_TASK TO CARRY OUT_. Make an exact copy of all the records.

_EXTRACTED MATERIAL_.
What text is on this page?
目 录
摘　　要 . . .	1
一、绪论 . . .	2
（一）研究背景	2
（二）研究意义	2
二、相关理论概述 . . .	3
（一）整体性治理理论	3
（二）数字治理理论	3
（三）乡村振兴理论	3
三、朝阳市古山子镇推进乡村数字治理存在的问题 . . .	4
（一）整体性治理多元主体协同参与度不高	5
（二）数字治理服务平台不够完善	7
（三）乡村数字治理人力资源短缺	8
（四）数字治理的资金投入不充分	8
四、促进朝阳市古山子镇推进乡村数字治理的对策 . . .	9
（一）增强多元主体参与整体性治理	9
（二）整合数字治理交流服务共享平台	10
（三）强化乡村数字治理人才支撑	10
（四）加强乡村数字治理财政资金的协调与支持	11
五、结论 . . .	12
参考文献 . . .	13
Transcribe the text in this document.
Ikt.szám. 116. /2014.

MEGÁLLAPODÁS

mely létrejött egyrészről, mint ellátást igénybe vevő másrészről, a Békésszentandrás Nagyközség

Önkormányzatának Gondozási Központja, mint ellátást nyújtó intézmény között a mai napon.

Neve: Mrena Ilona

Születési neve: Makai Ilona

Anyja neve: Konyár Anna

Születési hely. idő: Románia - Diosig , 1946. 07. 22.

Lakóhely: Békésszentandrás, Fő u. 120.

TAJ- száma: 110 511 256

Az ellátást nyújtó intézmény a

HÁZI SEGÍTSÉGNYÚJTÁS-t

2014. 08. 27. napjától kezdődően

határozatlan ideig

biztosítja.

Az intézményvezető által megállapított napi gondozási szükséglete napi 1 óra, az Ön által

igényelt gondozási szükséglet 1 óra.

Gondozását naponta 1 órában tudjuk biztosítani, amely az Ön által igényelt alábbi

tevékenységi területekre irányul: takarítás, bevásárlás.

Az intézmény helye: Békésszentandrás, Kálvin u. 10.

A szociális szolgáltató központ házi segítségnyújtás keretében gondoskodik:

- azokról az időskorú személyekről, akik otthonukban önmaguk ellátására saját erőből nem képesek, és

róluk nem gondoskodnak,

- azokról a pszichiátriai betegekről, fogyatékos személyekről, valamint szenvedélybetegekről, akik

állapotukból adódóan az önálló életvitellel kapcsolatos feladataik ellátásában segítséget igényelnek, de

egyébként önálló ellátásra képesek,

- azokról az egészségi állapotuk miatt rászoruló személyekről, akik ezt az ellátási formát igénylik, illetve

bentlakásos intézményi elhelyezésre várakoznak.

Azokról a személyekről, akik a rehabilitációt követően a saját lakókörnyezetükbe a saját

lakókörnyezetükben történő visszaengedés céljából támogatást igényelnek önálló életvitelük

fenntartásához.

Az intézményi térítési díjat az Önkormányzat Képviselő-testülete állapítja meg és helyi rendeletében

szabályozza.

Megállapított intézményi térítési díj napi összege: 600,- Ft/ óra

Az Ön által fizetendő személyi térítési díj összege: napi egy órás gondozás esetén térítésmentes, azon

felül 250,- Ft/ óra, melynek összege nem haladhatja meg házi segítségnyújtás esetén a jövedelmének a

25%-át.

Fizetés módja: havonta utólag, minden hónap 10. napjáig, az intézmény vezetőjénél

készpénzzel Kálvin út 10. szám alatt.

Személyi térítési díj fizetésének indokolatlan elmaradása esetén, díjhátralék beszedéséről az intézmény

_FINAL ANSWER_.
What text is on this page?
目 录
摘　　要 . . .	1
一、绪论 . . .	2
（一）研究背景	2
（二）研究意义	2
二、相关理论概述 . . .	3
（一）整体性治理理论	3
（二）数字治理理论	3
（三）乡村振兴理论	3
三、朝阳市古山子镇推进乡村数字治理存在的问题 . . .	4
（一）整体性治理多元主体协同参与度不高	5
（二）数字治理服务平台不够完善	7
（三）乡村数字治理人力资源短缺	8
（四）数字治理的资金投入不充分	8
四、促进朝阳市古山子镇推进乡村数字治理的对策 . . .	9
（一）增强多元主体参与整体性治理	9
（二）整合数字治理交流服务共享平台	10
（三）强化乡村数字治理人才支撑	10
（四）加强乡村数字治理财政资金的协调与支持	11
五、结论 . . .	12
参考文献 . . .	13
Transcribe the text in this document.
Ikt.szám. 116. /2014.

MEGÁLLAPODÁS

mely létrejött egyrészről, mint ellátást igénybe vevő másrészről, a Békésszentandrás Nagyközség

Önkormányzatának Gondozási Központja, mint ellátást nyújtó intézmény között a mai napon.

Neve: Mrena Ilona

Születési neve: Makai Ilona

Anyja neve: Konyár Anna

Születési hely. idő: Románia - Diosig , 1946. 07. 22.

Lakóhely: Békésszentandrás, Fő u. 120.

TAJ- száma: 110 511 256

Az ellátást nyújtó intézmény a

HÁZI SEGÍTSÉGNYÚJTÁS-t

2014. 08. 27. napjától kezdődően

határozatlan ideig

biztosítja.

Az intézményvezető által megállapított napi gondozási szükséglete napi 1 óra, az Ön által

igényelt gondozási szükséglet 1 óra.

Gondozását naponta 1 órában tudjuk biztosítani, amely az Ön által igényelt alábbi

tevékenységi területekre irányul: takarítás, bevásárlás.

Az intézmény helye: Békésszentandrás, Kálvin u. 10.

A szociális szolgáltató központ házi segítségnyújtás keretében gondoskodik:

- azokról az időskorú személyekről, akik otthonukban önmaguk ellátására saját erőből nem képesek, és

róluk nem gondoskodnak,

- azokról a pszichiátriai betegekről, fogyatékos személyekről, valamint szenvedélybetegekről, akik

állapotukból adódóan az önálló életvitellel kapcsolatos feladataik ellátásában segítséget igényelnek, de

egyébként önálló ellátásra képesek,

- azokról az egészségi állapotuk miatt rászoruló személyekről, akik ezt az ellátási formát igénylik, illetve

bentlakásos intézményi elhelyezésre várakoznak.

Azokról a személyekről, akik a rehabilitációt követően a saját lakókörnyezetükbe a saját

lakókörnyezetükben történő visszaengedés céljából támogatást igényelnek önálló életvitelük

fenntartásához.

Az intézményi térítési díjat az Önkormányzat Képviselő-testülete állapítja meg és helyi rendeletében

szabályozza.

Megállapított intézményi térítési díj napi összege: 600,- Ft/ óra

Az Ön által fizetendő személyi térítési díj összege: napi egy órás gondozás esetén térítésmentes, azon

felül 250,- Ft/ óra, melynek összege nem haladhatja meg házi segítségnyújtás esetén a jövedelmének a

25%-át.

Fizetés módja: havonta utólag, minden hónap 10. napjáig, az intézmény vezetőjénél

készpénzzel Kálvin út 10. szám alatt.

Személyi térítési díj fizetésének indokolatlan elmaradása esetén, díjhátralék beszedéséről az intézmény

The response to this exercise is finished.